**Problem**.
Find each line with the string "color" and copy it.

**Information supplied**.
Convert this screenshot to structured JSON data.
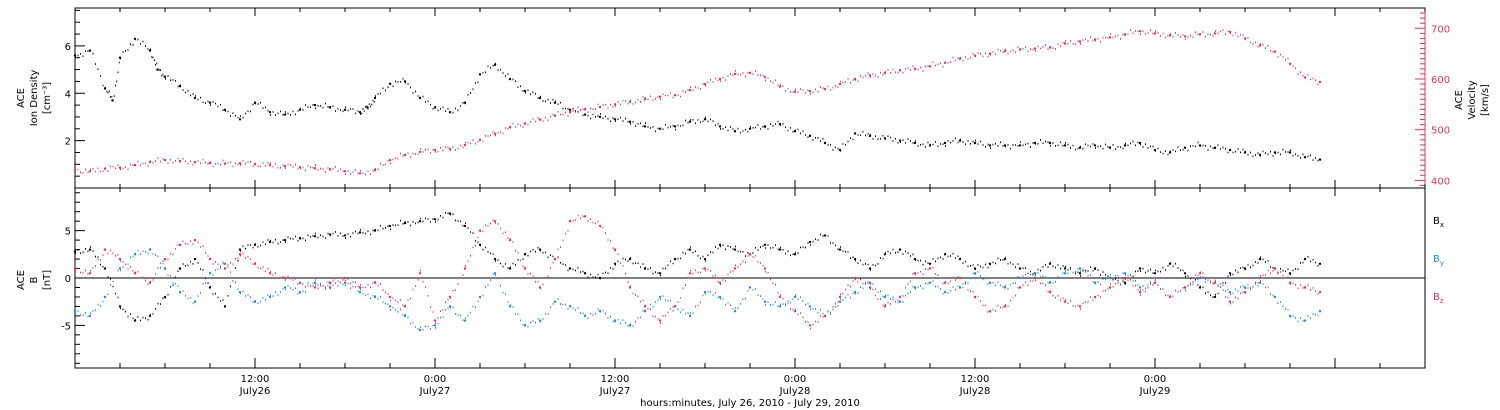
{
  "chart_data": [
    {
      "type": "scatter",
      "panel": "top",
      "left_axis": {
        "label_lines": [
          "ACE",
          "Ion Density",
          "[cm⁻³]"
        ],
        "ylim": [
          0,
          7.6
        ],
        "ticks": [
          2,
          4,
          6
        ],
        "tick_labels": [
          "2",
          "4",
          "6"
        ],
        "color": "#000000"
      },
      "right_axis": {
        "label_lines": [
          "ACE",
          "Velocity",
          "[km/s]"
        ],
        "ylim": [
          385,
          740
        ],
        "ticks": [
          400,
          500,
          600,
          700
        ],
        "tick_labels": [
          "400",
          "500",
          "600",
          "700"
        ],
        "color": "#e8305a"
      },
      "series": [
        {
          "axis": "left",
          "color": "#000000",
          "x": [
            0,
            1,
            2,
            2.5,
            3,
            4,
            5,
            5.5,
            6,
            7,
            8,
            9,
            10,
            11,
            12,
            13,
            14,
            15,
            16,
            17,
            18,
            19,
            19.5,
            20,
            21,
            22,
            23,
            24,
            25,
            26,
            27,
            28,
            29,
            30,
            31,
            32,
            33,
            34,
            35,
            36,
            37,
            38,
            39,
            40,
            41,
            42,
            43,
            44,
            45,
            46,
            47,
            48,
            49,
            50,
            51,
            52,
            53,
            54,
            55,
            56,
            57,
            58,
            59,
            60,
            61,
            62,
            63,
            64,
            65,
            66,
            67,
            68,
            69,
            70,
            71,
            72,
            73,
            74,
            75,
            76,
            77,
            78,
            79,
            80,
            81,
            82,
            83
          ],
          "y": [
            5.6,
            5.8,
            4.2,
            3.7,
            5.5,
            6.3,
            5.8,
            5.0,
            4.7,
            4.3,
            3.8,
            3.6,
            3.3,
            2.9,
            3.6,
            3.2,
            3.1,
            3.3,
            3.5,
            3.4,
            3.3,
            3.2,
            3.4,
            3.8,
            4.4,
            4.5,
            3.8,
            3.4,
            3.2,
            3.6,
            4.8,
            5.2,
            4.6,
            4.1,
            3.8,
            3.6,
            3.3,
            3.1,
            3.0,
            2.9,
            2.8,
            2.6,
            2.5,
            2.6,
            2.8,
            2.9,
            2.6,
            2.4,
            2.5,
            2.6,
            2.7,
            2.4,
            2.2,
            1.9,
            1.6,
            2.3,
            2.2,
            2.1,
            2.0,
            1.9,
            1.8,
            1.9,
            2.0,
            1.9,
            1.8,
            1.8,
            1.8,
            1.9,
            1.9,
            1.8,
            1.7,
            1.8,
            1.7,
            1.8,
            1.9,
            1.6,
            1.5,
            1.7,
            1.8,
            1.7,
            1.6,
            1.5,
            1.4,
            1.5,
            1.5,
            1.3,
            1.2
          ]
        },
        {
          "axis": "right",
          "color": "#e8305a",
          "x": [
            0,
            1,
            2,
            3,
            4,
            5,
            6,
            7,
            8,
            9,
            10,
            11,
            12,
            13,
            14,
            15,
            16,
            17,
            18,
            19,
            20,
            21,
            22,
            23,
            24,
            25,
            26,
            27,
            28,
            29,
            30,
            31,
            32,
            33,
            34,
            35,
            36,
            37,
            38,
            39,
            40,
            41,
            42,
            43,
            44,
            45,
            46,
            47,
            48,
            49,
            50,
            51,
            52,
            53,
            54,
            55,
            56,
            57,
            58,
            59,
            60,
            61,
            62,
            63,
            64,
            65,
            66,
            67,
            68,
            69,
            70,
            71,
            72,
            73,
            74,
            75,
            76,
            77,
            78,
            79,
            80,
            81,
            82,
            83
          ],
          "y": [
            420,
            418,
            423,
            425,
            430,
            436,
            440,
            438,
            436,
            434,
            433,
            434,
            432,
            430,
            428,
            426,
            424,
            422,
            418,
            414,
            420,
            440,
            450,
            456,
            460,
            462,
            470,
            480,
            492,
            505,
            512,
            520,
            528,
            535,
            540,
            545,
            550,
            555,
            560,
            565,
            568,
            578,
            590,
            600,
            610,
            612,
            604,
            585,
            575,
            576,
            580,
            590,
            600,
            607,
            612,
            617,
            620,
            625,
            632,
            640,
            646,
            650,
            655,
            658,
            660,
            662,
            670,
            674,
            678,
            682,
            688,
            694,
            690,
            686,
            684,
            688,
            690,
            693,
            680,
            666,
            654,
            630,
            603,
            594
          ]
        }
      ]
    },
    {
      "type": "scatter",
      "panel": "bottom",
      "left_axis": {
        "label_lines": [
          "ACE",
          "B",
          "[nT]"
        ],
        "ylim": [
          -9.5,
          9.5
        ],
        "ticks": [
          -5,
          0,
          5
        ],
        "tick_labels": [
          "-5",
          "0",
          "5"
        ],
        "zero_line": true
      },
      "legend": {
        "placement": "right",
        "entries": [
          {
            "label": "B",
            "subscript": "x",
            "color": "#000000"
          },
          {
            "label": "B",
            "subscript": "y",
            "color": "#1f86e0"
          },
          {
            "label": "B",
            "subscript": "z",
            "color": "#e8305a"
          }
        ]
      },
      "series": [
        {
          "label": "Bx",
          "color": "#000000",
          "x": [
            0,
            1,
            2,
            3,
            4,
            5,
            6,
            7,
            8,
            9,
            10,
            11,
            12,
            13,
            14,
            15,
            16,
            17,
            18,
            19,
            20,
            21,
            22,
            23,
            24,
            25,
            26,
            27,
            28,
            29,
            30,
            31,
            32,
            33,
            34,
            35,
            36,
            37,
            38,
            39,
            40,
            41,
            42,
            43,
            44,
            45,
            46,
            47,
            48,
            49,
            50,
            51,
            52,
            53,
            54,
            55,
            56,
            57,
            58,
            59,
            60,
            61,
            62,
            63,
            64,
            65,
            66,
            67,
            68,
            69,
            70,
            71,
            72,
            73,
            74,
            75,
            76,
            77,
            78,
            79,
            80,
            81,
            82,
            83
          ],
          "y": [
            2.8,
            3.0,
            1.0,
            -3.0,
            -4.5,
            -4.0,
            -2.0,
            1.0,
            2.0,
            -1.0,
            -3.0,
            3.0,
            3.5,
            3.8,
            4.0,
            4.2,
            4.4,
            4.6,
            4.5,
            4.8,
            5.0,
            5.5,
            5.8,
            6.0,
            6.2,
            6.8,
            5.5,
            3.5,
            2.0,
            1.0,
            2.5,
            3.0,
            2.0,
            1.0,
            0.5,
            0.0,
            1.5,
            2.0,
            1.0,
            0.5,
            2.0,
            3.0,
            2.0,
            3.5,
            3.0,
            2.5,
            3.5,
            3.0,
            2.5,
            3.8,
            4.5,
            3.0,
            2.0,
            1.0,
            2.5,
            3.0,
            2.0,
            1.5,
            2.5,
            2.0,
            1.0,
            1.5,
            2.0,
            1.0,
            0.5,
            1.5,
            1.0,
            0.5,
            1.0,
            0.0,
            -0.5,
            1.0,
            0.5,
            1.5,
            0.5,
            -1.0,
            -2.0,
            0.5,
            1.0,
            2.0,
            1.0,
            0.5,
            2.0,
            1.5
          ]
        },
        {
          "label": "By",
          "color": "#1f86e0",
          "x": [
            0,
            1,
            2,
            3,
            4,
            5,
            6,
            7,
            8,
            9,
            10,
            11,
            12,
            13,
            14,
            15,
            16,
            17,
            18,
            19,
            20,
            21,
            22,
            23,
            24,
            25,
            26,
            27,
            28,
            29,
            30,
            31,
            32,
            33,
            34,
            35,
            36,
            37,
            38,
            39,
            40,
            41,
            42,
            43,
            44,
            45,
            46,
            47,
            48,
            49,
            50,
            51,
            52,
            53,
            54,
            55,
            56,
            57,
            58,
            59,
            60,
            61,
            62,
            63,
            64,
            65,
            66,
            67,
            68,
            69,
            70,
            71,
            72,
            73,
            74,
            75,
            76,
            77,
            78,
            79,
            80,
            81,
            82,
            83
          ],
          "y": [
            -3.5,
            -4.0,
            -2.0,
            1.0,
            2.5,
            3.0,
            1.0,
            -1.5,
            -2.5,
            0.5,
            1.5,
            -1.5,
            -2.5,
            -2.0,
            -1.0,
            -1.5,
            -0.5,
            -1.0,
            -0.5,
            -1.5,
            -2.0,
            -3.0,
            -4.0,
            -5.5,
            -5.0,
            -3.0,
            -4.5,
            -2.0,
            0.5,
            -3.0,
            -5.0,
            -4.5,
            -2.5,
            -3.0,
            -4.0,
            -3.5,
            -4.5,
            -5.0,
            -3.5,
            -2.0,
            -3.0,
            -4.0,
            -1.5,
            -2.0,
            -3.5,
            -1.0,
            -2.5,
            -3.0,
            -2.0,
            -3.0,
            -4.0,
            -2.5,
            -1.5,
            -0.5,
            -2.0,
            -2.5,
            -1.0,
            -0.5,
            -1.5,
            -1.0,
            0.5,
            -0.5,
            -1.0,
            0.0,
            0.5,
            -0.5,
            0.5,
            1.0,
            -0.5,
            0.0,
            0.5,
            -1.0,
            -0.5,
            -2.0,
            -1.0,
            0.0,
            -0.5,
            -1.5,
            -1.0,
            -0.5,
            -2.0,
            -4.0,
            -4.5,
            -3.5
          ]
        },
        {
          "label": "Bz",
          "color": "#e8305a",
          "x": [
            0,
            1,
            2,
            3,
            4,
            5,
            6,
            7,
            8,
            9,
            10,
            11,
            12,
            13,
            14,
            15,
            16,
            17,
            18,
            19,
            20,
            21,
            22,
            23,
            24,
            25,
            26,
            27,
            28,
            29,
            30,
            31,
            32,
            33,
            34,
            35,
            36,
            37,
            38,
            39,
            40,
            41,
            42,
            43,
            44,
            45,
            46,
            47,
            48,
            49,
            50,
            51,
            52,
            53,
            54,
            55,
            56,
            57,
            58,
            59,
            60,
            61,
            62,
            63,
            64,
            65,
            66,
            67,
            68,
            69,
            70,
            71,
            72,
            73,
            74,
            75,
            76,
            77,
            78,
            79,
            80,
            81,
            82,
            83
          ],
          "y": [
            1.0,
            0.5,
            3.0,
            2.0,
            0.5,
            -0.5,
            2.0,
            3.5,
            4.0,
            2.0,
            1.0,
            2.5,
            1.5,
            0.5,
            0.0,
            -0.5,
            -1.0,
            -0.5,
            0.0,
            -1.0,
            -0.5,
            -2.0,
            -3.0,
            0.5,
            -4.5,
            -2.0,
            1.0,
            5.0,
            6.0,
            4.0,
            1.0,
            -1.0,
            2.0,
            6.0,
            6.5,
            5.5,
            3.0,
            -1.0,
            -3.0,
            -4.5,
            -3.0,
            0.5,
            1.0,
            -0.5,
            1.0,
            2.5,
            1.0,
            -2.0,
            -3.5,
            -5.0,
            -4.0,
            -2.0,
            0.0,
            -1.0,
            -3.0,
            -2.0,
            0.5,
            1.0,
            -0.5,
            0.0,
            -2.0,
            -3.5,
            -3.0,
            -1.0,
            0.0,
            -1.5,
            -2.5,
            -3.0,
            -2.0,
            -1.0,
            0.0,
            -1.5,
            -0.5,
            -2.0,
            -1.0,
            0.5,
            -0.5,
            -2.5,
            -1.5,
            0.0,
            1.0,
            -0.5,
            -1.0,
            -1.5
          ]
        }
      ]
    }
  ],
  "x_axis": {
    "xlim": [
      0,
      90
    ],
    "tick_positions": [
      0,
      12,
      24,
      36,
      48,
      60,
      72,
      84
    ],
    "major_tick_labels": [
      {
        "x": 12,
        "time": "12:00",
        "date": "July26"
      },
      {
        "x": 24,
        "time": "0:00",
        "date": "July27"
      },
      {
        "x": 36,
        "time": "12:00",
        "date": "July27"
      },
      {
        "x": 48,
        "time": "0:00",
        "date": "July28"
      },
      {
        "x": 60,
        "time": "12:00",
        "date": "July28"
      },
      {
        "x": 72,
        "time": "0:00",
        "date": "July29"
      }
    ],
    "title": "hours:minutes, July 26, 2010 - July 29, 2010"
  }
}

**Task solution**.
        "color": "#000000"
        "color": "#e8305a"
          "color": "#000000",
          "color": "#e8305a",
            "color": "#000000"
            "color": "#1f86e0"
            "color": "#e8305a"
          "color": "#000000",
          "color": "#1f86e0",
          "color": "#e8305a",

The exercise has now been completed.